_Data for the task:_
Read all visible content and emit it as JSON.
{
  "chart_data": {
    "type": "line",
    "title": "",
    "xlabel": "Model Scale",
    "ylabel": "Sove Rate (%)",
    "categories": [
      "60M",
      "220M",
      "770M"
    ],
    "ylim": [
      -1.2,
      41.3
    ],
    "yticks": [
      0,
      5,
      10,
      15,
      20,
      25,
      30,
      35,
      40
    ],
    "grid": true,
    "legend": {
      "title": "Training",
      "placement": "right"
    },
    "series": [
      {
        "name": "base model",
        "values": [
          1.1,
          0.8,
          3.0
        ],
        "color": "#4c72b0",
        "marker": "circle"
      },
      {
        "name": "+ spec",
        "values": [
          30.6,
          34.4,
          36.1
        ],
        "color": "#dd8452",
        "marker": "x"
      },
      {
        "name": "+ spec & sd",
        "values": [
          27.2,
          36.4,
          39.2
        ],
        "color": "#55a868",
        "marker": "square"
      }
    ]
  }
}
...
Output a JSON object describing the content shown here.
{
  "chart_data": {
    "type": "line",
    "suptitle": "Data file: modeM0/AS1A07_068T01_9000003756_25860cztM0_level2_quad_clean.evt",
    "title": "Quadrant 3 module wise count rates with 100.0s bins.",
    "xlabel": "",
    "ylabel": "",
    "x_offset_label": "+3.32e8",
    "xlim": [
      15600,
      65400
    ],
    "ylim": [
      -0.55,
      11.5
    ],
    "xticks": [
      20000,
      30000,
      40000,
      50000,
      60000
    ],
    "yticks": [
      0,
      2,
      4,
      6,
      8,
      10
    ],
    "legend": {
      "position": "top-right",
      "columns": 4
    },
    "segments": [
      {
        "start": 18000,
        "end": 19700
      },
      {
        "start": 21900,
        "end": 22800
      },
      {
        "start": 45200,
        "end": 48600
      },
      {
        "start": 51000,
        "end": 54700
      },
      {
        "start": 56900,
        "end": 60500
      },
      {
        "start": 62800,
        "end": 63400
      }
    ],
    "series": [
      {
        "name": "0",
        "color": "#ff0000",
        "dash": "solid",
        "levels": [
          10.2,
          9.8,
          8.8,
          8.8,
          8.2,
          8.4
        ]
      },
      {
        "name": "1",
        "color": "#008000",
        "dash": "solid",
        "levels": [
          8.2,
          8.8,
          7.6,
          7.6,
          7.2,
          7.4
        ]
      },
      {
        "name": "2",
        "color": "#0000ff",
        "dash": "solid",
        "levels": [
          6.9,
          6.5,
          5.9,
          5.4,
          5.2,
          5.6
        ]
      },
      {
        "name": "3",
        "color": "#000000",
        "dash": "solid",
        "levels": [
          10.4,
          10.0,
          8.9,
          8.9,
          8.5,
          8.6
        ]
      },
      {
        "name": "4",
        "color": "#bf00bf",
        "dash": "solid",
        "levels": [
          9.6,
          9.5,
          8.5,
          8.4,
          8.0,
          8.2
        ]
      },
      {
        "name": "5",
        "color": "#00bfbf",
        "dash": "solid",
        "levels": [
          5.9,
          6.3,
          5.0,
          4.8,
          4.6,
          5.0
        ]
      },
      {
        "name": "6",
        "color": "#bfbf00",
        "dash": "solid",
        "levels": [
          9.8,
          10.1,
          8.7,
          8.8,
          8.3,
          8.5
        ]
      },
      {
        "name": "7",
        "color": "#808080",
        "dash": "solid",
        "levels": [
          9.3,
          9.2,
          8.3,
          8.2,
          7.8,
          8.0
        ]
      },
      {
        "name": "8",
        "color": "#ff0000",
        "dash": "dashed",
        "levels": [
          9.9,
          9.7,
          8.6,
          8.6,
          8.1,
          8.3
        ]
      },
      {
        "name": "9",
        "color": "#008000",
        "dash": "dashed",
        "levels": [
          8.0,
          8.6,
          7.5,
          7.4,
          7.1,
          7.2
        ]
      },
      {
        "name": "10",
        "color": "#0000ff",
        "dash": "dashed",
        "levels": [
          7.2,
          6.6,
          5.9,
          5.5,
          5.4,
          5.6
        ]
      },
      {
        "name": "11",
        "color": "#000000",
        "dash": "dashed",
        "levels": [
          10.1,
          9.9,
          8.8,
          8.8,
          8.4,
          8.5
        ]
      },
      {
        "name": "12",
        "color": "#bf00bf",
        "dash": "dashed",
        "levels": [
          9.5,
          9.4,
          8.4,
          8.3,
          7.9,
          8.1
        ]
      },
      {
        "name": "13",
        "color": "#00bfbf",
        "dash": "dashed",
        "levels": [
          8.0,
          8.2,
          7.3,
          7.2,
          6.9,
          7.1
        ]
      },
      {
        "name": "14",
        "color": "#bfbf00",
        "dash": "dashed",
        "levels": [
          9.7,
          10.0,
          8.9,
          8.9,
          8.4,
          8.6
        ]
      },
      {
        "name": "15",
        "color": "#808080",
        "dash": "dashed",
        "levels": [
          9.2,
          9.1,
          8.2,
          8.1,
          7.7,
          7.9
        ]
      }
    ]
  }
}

_Exercise goal:_ Within the listing above, work out how many lines contain the string "marker", and reply with that number only.

_Exercise result:_ 3